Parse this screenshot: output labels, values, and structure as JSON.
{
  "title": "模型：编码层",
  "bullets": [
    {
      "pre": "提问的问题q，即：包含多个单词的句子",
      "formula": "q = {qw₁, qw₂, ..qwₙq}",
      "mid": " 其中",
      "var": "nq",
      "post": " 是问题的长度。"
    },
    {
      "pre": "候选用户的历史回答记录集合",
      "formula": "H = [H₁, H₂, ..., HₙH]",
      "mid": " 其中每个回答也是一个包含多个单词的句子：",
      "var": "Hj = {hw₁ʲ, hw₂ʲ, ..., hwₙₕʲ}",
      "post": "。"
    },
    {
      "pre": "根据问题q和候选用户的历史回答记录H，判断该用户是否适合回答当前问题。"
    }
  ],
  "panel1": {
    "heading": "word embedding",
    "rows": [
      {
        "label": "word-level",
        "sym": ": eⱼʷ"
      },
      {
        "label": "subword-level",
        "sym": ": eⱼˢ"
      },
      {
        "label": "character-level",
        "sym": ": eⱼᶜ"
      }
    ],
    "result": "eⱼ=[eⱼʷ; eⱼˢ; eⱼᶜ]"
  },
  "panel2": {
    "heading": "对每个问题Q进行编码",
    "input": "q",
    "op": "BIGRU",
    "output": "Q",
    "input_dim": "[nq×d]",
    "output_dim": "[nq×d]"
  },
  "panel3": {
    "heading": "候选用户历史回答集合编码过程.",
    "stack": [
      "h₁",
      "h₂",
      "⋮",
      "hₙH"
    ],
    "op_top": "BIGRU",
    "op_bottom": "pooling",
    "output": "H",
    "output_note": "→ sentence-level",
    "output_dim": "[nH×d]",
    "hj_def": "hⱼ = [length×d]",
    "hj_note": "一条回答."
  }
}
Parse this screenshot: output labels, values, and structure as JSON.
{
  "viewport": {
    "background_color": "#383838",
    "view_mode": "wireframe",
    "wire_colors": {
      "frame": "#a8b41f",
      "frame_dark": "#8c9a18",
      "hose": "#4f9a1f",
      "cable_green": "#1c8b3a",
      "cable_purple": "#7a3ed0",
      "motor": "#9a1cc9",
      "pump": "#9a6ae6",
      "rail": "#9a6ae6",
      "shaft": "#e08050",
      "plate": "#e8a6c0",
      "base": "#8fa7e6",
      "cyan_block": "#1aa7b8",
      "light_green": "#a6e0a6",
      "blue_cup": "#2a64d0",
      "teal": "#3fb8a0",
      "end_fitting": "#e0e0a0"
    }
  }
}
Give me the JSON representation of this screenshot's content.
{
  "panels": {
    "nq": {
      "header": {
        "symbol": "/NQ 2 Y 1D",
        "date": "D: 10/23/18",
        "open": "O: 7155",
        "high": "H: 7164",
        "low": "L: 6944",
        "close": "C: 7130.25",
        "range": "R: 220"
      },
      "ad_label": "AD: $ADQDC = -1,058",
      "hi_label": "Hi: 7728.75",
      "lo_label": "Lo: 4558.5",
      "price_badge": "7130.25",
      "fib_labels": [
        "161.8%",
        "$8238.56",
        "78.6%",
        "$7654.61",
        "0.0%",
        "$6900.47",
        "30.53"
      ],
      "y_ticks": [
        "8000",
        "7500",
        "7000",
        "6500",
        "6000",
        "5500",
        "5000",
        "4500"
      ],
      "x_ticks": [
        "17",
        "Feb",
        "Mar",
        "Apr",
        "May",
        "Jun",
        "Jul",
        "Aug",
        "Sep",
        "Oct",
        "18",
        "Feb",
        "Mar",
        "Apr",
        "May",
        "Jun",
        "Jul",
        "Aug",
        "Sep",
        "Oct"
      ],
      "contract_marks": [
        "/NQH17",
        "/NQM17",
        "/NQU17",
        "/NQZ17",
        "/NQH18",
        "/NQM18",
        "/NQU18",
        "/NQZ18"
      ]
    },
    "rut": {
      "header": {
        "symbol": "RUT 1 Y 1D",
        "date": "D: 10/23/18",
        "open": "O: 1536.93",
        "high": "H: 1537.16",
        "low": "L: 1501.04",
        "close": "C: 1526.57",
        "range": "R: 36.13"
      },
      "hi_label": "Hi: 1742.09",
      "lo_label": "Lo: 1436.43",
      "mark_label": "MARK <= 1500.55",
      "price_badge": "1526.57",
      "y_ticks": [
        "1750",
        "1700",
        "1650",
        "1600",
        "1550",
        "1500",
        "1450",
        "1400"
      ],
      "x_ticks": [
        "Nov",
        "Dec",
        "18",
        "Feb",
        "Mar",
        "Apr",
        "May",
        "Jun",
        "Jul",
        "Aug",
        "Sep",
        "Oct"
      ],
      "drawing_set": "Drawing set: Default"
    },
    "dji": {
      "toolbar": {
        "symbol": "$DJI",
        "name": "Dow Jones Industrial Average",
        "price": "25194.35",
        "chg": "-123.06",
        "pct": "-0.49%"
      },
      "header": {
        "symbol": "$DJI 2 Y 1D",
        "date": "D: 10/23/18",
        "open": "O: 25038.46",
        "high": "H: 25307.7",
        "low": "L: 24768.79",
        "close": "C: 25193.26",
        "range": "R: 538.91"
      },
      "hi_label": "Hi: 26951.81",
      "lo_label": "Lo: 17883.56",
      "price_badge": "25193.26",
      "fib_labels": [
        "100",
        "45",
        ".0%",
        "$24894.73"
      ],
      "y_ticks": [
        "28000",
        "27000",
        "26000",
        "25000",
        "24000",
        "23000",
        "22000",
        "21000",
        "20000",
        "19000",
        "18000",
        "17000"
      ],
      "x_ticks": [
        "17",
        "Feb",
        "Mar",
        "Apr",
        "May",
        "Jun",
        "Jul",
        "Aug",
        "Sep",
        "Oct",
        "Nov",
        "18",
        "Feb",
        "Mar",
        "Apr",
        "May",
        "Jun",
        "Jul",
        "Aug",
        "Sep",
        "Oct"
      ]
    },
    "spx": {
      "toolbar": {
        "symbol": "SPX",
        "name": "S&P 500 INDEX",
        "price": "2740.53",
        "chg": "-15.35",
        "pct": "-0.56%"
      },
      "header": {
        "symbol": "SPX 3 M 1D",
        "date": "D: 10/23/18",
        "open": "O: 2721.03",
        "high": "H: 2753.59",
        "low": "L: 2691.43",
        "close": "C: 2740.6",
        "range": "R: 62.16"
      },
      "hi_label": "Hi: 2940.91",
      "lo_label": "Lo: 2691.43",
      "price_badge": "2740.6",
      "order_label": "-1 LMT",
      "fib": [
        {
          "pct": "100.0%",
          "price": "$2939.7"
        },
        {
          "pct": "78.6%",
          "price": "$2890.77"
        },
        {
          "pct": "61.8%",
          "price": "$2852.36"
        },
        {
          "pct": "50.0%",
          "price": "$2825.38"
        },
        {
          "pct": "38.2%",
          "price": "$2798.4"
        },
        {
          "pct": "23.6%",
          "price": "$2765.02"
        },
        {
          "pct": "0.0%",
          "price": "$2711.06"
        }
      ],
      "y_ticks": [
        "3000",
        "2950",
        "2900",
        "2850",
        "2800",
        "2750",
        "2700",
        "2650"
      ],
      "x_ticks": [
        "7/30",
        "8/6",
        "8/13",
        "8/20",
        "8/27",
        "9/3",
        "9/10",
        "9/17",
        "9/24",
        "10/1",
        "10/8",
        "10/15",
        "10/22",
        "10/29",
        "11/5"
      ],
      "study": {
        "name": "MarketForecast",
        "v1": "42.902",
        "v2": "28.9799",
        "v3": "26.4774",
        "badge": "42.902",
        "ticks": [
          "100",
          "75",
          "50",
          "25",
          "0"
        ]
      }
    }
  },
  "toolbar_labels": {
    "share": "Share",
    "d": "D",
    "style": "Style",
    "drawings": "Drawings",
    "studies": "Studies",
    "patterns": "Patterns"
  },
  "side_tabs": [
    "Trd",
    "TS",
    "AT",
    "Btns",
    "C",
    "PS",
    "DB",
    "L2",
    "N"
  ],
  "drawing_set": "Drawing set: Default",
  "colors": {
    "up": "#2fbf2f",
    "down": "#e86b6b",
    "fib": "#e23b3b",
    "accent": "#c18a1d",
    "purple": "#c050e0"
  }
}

§ **DIRECTION**: The word "level" may occur in lines of the records. Report how many such lines there are, giving only the number.

§ **ANSWER BELOW**: 4